**Written instruction:** Once the pictures are set aside, transcribe the remaining data exactly.
┌──
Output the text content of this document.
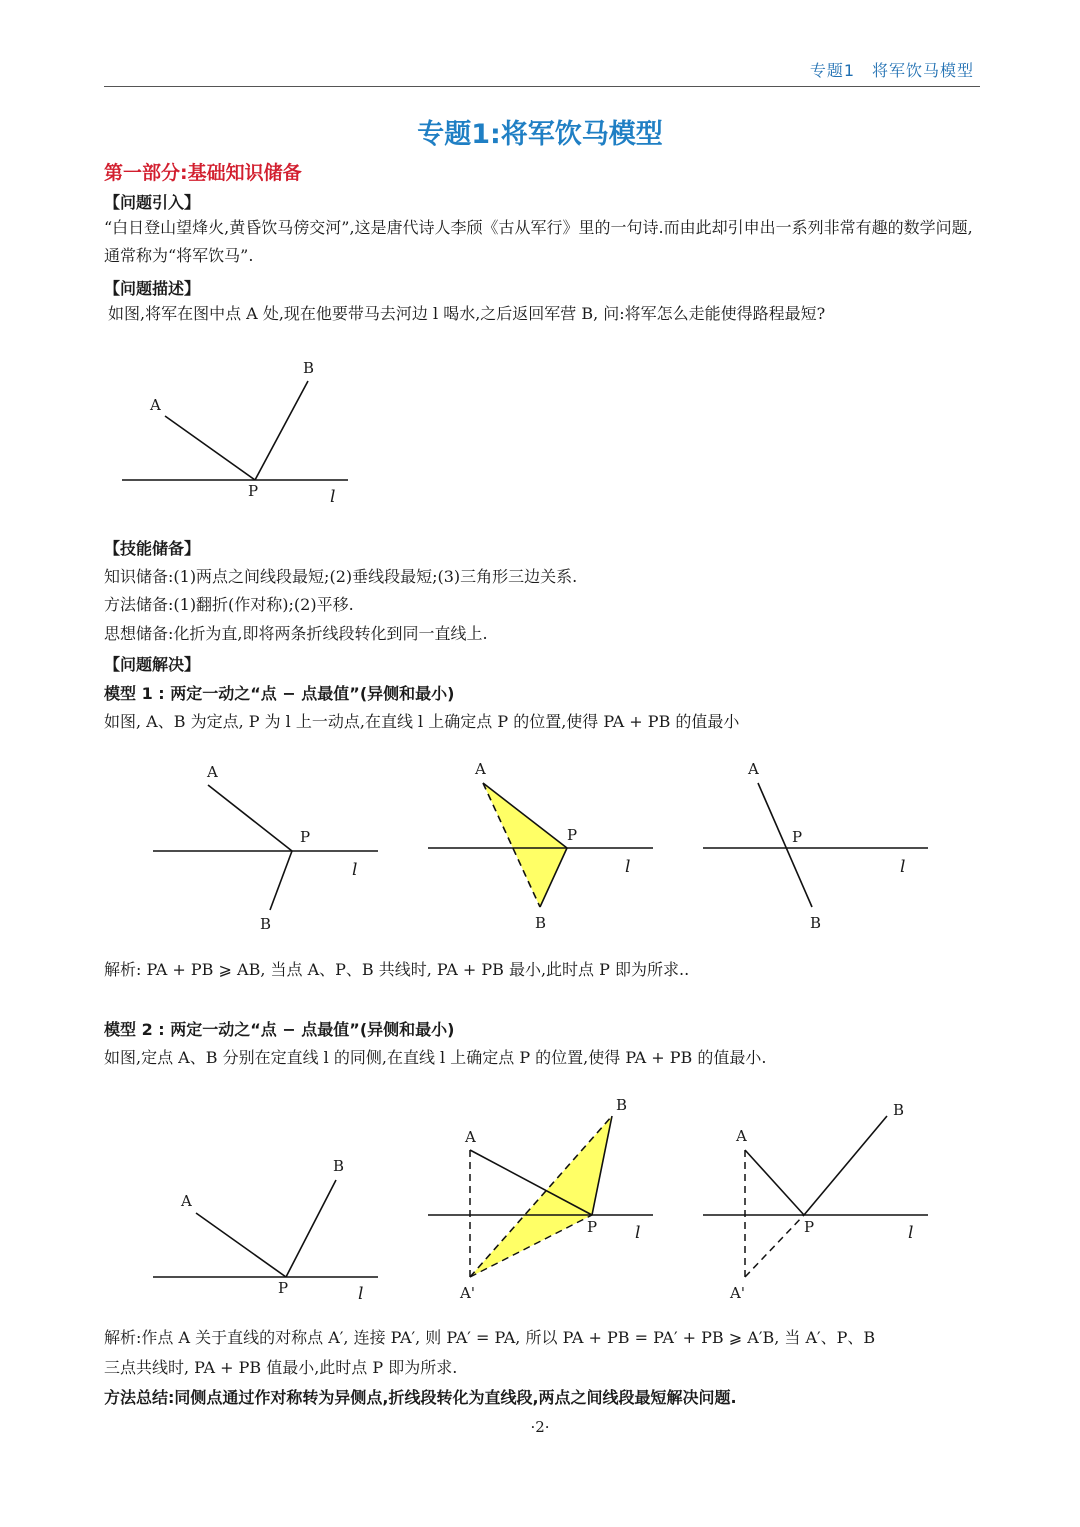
专题1　将军饮马模型
专题1:将军饮马模型
第一部分:基础知识储备
【问题引入】
“白日登山望烽火,黄昏饮马傍交河”,这是唐代诗人李颀《古从军行》里的一句诗.而由此却引申出一系列非常有趣的数学问题,通常称为“将军饮马”.
【问题描述】
如图,将军在图中点 A 处,现在他要带马去河边 l 喝水,之后返回军营 B, 问:将军怎么走能使得路程最短?
A
B
P	l
【技能储备】
知识储备:(1)两点之间线段最短;(2)垂线段最短;(3)三角形三边关系.
方法储备:(1)翻折(作对称);(2)平移.
思想储备:化折为直,即将两条折线段转化到同一直线上.
【问题解决】
模型 1 : 两定一动之“点 − 点最值”(异侧和最小)
如图, A、B 为定点, P 为 l 上一动点,在直线 l 上确定点 P 的位置,使得 PA + PB 的值最小
A
P
l
B
A
P
l
B
A
P
l
B
解析: PA + PB ⩾ AB, 当点 A、P、B 共线时, PA + PB 最小,此时点 P 即为所求..
模型 2 : 两定一动之“点 − 点最值”(异侧和最小)
如图,定点 A、B 分别在定直线 l 的同侧,在直线 l 上确定点 P 的位置,使得 PA + PB 的值最小.
A
B
P	l
A
B
P l
A'
A
B
P	l
A'
解析:作点 A 关于直线的对称点 A′, 连接 PA′, 则 PA′ = PA, 所以 PA + PB = PA′ + PB ⩾ A′B, 当 A′、P、B
三点共线时, PA + PB 值最小,此时点 P 即为所求.
方法总结:同侧点通过作对称转为异侧点,折线段转化为直线段,两点之间线段最短解决问题.
·2·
└──
**Written answer:**
Output the text content of this document.
专题1　将军饮马模型
专题1:将军饮马模型
第一部分:基础知识储备
【问题引入】
“白日登山望烽火,黄昏饮马傍交河”,这是唐代诗人李颀《古从军行》里的一句诗.而由此却引申出一系列非常有趣的数学问题,通常称为“将军饮马”.
【问题描述】
如图,将军在图中点 A 处,现在他要带马去河边 l 喝水,之后返回军营 B, 问:将军怎么走能使得路程最短?
A
B
P	l
【技能储备】
知识储备:(1)两点之间线段最短;(2)垂线段最短;(3)三角形三边关系.
方法储备:(1)翻折(作对称);(2)平移.
思想储备:化折为直,即将两条折线段转化到同一直线上.
【问题解决】
模型 1 : 两定一动之“点 − 点最值”(异侧和最小)
如图, A、B 为定点, P 为 l 上一动点,在直线 l 上确定点 P 的位置,使得 PA + PB 的值最小
A
P
l
B
A
P
l
B
A
P
l
B
解析: PA + PB ⩾ AB, 当点 A、P、B 共线时, PA + PB 最小,此时点 P 即为所求..
模型 2 : 两定一动之“点 − 点最值”(异侧和最小)
如图,定点 A、B 分别在定直线 l 的同侧,在直线 l 上确定点 P 的位置,使得 PA + PB 的值最小.
A
B
P	l
A
B
P l
A'
A
B
P	l
A'
解析:作点 A 关于直线的对称点 A′, 连接 PA′, 则 PA′ = PA, 所以 PA + PB = PA′ + PB ⩾ A′B, 当 A′、P、B
三点共线时, PA + PB 值最小,此时点 P 即为所求.
方法总结:同侧点通过作对称转为异侧点,折线段转化为直线段,两点之间线段最短解决问题.
·2·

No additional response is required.